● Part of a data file
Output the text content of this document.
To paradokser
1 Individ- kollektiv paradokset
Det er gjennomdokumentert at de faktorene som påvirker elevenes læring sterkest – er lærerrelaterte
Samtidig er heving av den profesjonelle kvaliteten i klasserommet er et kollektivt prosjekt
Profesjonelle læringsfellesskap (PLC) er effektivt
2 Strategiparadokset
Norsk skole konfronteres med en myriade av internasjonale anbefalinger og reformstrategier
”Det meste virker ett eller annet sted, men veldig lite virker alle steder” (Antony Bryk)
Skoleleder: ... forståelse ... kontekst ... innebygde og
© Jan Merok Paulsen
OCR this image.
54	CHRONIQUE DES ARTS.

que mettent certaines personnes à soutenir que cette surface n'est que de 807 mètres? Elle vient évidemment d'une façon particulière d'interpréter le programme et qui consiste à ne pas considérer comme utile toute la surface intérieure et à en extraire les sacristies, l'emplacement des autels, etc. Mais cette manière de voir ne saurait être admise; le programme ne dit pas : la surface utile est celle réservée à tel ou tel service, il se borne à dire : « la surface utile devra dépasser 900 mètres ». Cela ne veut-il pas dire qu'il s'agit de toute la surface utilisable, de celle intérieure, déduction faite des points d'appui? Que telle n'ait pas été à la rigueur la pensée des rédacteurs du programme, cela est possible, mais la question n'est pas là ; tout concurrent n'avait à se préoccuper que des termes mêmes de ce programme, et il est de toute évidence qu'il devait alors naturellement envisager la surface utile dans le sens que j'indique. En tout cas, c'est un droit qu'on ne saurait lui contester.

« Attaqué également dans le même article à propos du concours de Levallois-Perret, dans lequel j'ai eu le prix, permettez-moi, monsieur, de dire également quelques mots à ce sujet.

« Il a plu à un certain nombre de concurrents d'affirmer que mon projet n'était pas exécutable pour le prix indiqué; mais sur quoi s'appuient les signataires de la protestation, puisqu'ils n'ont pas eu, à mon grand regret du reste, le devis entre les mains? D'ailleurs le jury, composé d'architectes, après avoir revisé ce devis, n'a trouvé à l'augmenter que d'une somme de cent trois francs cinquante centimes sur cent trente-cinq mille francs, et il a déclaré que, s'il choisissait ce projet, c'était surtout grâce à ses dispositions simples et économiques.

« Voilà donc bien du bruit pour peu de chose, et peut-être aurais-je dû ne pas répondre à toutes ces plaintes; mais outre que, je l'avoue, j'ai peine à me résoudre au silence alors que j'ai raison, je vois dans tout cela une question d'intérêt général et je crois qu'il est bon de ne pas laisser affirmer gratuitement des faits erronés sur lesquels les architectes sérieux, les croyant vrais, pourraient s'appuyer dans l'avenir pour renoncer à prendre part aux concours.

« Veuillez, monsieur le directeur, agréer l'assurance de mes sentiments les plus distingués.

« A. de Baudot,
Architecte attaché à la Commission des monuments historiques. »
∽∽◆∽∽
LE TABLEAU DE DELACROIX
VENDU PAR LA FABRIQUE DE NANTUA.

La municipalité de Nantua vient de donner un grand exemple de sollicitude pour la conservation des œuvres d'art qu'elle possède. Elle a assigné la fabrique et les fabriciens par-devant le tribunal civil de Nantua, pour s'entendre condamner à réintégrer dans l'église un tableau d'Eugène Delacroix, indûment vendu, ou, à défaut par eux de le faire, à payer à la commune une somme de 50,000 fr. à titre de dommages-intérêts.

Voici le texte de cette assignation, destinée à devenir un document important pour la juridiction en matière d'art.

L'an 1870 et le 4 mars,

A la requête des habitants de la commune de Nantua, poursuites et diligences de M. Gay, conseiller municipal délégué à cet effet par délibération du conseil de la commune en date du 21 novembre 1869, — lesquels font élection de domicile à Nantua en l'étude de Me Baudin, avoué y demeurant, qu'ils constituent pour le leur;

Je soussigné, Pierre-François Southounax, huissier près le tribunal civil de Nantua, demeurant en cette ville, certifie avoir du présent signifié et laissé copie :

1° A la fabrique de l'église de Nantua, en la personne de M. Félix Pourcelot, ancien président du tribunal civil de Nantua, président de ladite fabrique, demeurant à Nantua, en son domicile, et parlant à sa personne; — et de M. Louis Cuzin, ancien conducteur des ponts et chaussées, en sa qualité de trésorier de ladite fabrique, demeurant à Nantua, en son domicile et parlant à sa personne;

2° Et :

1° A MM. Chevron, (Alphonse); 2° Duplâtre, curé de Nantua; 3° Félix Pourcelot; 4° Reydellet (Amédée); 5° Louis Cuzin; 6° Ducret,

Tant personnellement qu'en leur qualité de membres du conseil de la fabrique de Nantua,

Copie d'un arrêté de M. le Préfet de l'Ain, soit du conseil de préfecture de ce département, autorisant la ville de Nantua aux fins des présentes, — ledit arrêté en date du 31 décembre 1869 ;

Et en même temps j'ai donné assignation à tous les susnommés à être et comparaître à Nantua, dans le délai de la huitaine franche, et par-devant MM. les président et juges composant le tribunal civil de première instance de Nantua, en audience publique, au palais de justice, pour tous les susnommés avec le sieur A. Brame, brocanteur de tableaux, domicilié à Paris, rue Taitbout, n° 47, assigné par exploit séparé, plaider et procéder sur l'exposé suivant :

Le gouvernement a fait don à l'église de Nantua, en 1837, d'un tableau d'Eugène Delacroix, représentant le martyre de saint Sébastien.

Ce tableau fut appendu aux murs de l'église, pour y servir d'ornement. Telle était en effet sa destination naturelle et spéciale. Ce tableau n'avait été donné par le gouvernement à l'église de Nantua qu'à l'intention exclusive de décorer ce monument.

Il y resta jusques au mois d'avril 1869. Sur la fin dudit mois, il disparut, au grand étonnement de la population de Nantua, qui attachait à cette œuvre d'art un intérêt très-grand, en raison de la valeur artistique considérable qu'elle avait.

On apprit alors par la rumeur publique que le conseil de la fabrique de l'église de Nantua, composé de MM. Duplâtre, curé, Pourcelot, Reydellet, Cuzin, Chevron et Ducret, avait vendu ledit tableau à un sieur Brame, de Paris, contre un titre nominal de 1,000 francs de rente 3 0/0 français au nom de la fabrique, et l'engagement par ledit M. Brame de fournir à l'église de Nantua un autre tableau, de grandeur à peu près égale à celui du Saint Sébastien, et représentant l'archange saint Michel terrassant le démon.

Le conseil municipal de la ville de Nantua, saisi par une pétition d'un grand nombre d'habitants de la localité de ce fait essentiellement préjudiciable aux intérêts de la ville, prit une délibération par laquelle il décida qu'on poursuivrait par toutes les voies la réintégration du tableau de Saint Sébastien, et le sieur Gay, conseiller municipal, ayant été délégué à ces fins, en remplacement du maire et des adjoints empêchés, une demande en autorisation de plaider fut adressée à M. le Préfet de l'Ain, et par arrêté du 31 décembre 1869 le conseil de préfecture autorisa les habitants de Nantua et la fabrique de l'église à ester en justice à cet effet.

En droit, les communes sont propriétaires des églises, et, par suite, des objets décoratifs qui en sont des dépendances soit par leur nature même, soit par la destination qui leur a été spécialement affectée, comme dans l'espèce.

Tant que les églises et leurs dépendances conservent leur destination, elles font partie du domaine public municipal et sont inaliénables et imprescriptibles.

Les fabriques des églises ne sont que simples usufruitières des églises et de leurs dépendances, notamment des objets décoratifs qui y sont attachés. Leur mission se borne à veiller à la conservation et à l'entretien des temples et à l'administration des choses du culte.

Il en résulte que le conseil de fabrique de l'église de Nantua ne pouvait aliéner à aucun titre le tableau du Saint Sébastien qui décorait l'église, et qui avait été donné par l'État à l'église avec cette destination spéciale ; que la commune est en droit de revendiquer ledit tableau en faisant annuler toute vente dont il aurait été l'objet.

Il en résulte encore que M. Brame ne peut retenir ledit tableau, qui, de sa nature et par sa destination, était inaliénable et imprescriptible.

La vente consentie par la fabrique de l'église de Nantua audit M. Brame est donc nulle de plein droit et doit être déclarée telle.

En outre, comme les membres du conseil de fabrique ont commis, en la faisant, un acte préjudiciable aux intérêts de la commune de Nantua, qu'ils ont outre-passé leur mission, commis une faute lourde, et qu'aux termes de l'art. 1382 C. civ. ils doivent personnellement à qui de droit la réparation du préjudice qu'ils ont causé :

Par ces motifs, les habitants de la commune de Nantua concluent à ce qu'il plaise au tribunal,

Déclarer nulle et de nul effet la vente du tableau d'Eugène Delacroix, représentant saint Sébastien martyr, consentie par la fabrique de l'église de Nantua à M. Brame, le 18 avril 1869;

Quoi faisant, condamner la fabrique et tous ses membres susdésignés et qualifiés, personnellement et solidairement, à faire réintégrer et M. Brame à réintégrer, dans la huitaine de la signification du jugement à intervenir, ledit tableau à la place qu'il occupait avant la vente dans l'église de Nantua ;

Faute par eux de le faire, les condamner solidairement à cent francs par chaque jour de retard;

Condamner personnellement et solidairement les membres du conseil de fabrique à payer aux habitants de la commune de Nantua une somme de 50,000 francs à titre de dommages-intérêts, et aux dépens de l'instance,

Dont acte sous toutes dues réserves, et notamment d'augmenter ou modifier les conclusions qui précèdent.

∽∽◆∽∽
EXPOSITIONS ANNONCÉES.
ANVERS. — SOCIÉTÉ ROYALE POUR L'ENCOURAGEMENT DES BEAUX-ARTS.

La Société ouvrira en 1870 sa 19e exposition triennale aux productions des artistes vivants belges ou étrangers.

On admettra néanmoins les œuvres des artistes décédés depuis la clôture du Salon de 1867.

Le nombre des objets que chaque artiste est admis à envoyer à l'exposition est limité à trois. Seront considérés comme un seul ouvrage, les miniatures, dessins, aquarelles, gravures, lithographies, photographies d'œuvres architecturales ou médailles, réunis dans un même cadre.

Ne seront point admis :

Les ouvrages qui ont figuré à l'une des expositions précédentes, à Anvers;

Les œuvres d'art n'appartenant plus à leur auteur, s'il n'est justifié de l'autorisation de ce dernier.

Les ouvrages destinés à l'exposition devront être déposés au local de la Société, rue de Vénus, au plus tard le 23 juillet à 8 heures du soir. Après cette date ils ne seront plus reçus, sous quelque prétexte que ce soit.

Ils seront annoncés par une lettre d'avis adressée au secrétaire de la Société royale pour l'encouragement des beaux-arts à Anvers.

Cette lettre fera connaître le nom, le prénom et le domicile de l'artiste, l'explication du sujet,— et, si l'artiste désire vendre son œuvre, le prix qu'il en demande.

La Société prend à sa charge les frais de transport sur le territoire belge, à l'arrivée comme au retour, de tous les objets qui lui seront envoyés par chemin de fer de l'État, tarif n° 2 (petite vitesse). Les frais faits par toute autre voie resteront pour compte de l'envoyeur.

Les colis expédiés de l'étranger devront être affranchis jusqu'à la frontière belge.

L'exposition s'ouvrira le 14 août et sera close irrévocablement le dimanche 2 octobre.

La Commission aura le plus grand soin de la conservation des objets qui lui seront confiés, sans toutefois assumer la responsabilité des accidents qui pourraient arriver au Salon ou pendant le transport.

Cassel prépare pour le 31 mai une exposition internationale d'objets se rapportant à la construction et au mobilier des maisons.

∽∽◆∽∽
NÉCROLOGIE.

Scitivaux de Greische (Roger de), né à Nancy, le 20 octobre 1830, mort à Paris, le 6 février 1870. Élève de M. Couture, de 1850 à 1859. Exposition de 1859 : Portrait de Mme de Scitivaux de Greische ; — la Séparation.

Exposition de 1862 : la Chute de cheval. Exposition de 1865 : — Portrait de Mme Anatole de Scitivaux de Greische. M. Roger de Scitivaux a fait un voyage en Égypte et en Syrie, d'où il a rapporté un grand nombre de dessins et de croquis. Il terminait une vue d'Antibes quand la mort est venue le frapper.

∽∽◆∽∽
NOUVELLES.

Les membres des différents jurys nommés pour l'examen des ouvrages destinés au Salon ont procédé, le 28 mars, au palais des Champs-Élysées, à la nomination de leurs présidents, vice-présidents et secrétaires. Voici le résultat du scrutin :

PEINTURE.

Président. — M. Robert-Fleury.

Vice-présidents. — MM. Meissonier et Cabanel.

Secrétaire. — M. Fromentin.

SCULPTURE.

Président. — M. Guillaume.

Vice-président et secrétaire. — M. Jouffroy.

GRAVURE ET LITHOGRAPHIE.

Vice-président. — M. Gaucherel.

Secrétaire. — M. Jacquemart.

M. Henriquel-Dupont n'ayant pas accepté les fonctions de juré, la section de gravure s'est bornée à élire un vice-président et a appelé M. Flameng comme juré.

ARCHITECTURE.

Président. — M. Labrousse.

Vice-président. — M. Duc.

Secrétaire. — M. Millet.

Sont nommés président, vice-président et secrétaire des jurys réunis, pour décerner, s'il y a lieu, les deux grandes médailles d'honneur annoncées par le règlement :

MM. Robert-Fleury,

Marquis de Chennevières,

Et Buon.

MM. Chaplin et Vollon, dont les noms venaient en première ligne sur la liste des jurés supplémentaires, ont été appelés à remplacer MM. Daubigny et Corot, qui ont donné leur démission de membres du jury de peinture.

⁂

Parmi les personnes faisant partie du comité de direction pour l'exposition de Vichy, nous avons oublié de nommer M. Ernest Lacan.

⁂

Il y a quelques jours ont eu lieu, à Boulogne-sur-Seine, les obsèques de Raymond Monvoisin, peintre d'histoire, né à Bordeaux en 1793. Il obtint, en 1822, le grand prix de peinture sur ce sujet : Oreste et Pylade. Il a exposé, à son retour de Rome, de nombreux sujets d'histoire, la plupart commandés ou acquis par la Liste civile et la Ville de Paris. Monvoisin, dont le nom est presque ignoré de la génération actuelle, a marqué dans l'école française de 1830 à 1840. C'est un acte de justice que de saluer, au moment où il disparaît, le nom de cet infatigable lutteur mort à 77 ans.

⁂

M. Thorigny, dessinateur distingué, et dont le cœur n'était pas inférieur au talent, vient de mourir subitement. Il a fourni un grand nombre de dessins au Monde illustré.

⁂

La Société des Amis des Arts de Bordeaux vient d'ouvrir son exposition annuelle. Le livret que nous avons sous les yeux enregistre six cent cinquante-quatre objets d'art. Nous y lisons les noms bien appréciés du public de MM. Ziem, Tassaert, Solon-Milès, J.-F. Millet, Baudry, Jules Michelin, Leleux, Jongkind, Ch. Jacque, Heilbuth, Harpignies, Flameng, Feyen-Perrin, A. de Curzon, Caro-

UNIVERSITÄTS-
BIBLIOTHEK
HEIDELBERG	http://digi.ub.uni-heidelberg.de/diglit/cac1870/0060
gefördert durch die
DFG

● Set exercise
Identify all lines where the word "public" shows up. Copy them.

● Expected output
Tant que les églises et leurs dépendances conservent leur destination, elles font partie du domaine public municipal et sont inaliénables et imprescriptibles.
La Société des Amis des Arts de Bordeaux vient d'ouvrir son exposition annuelle. Le livret que nous avons sous les yeux enregistre six cent cinquante-quatre objets d'art. Nous y lisons les noms bien appréciés du public de MM. Ziem, Tassaert, Solon-Milès, J.-F. Millet, Baudry, Jules Michelin, Leleux, Jongkind, Ch. Jacque, Heilbuth, Harpignies, Flameng, Feyen-Perrin, A. de Curzon, Caro-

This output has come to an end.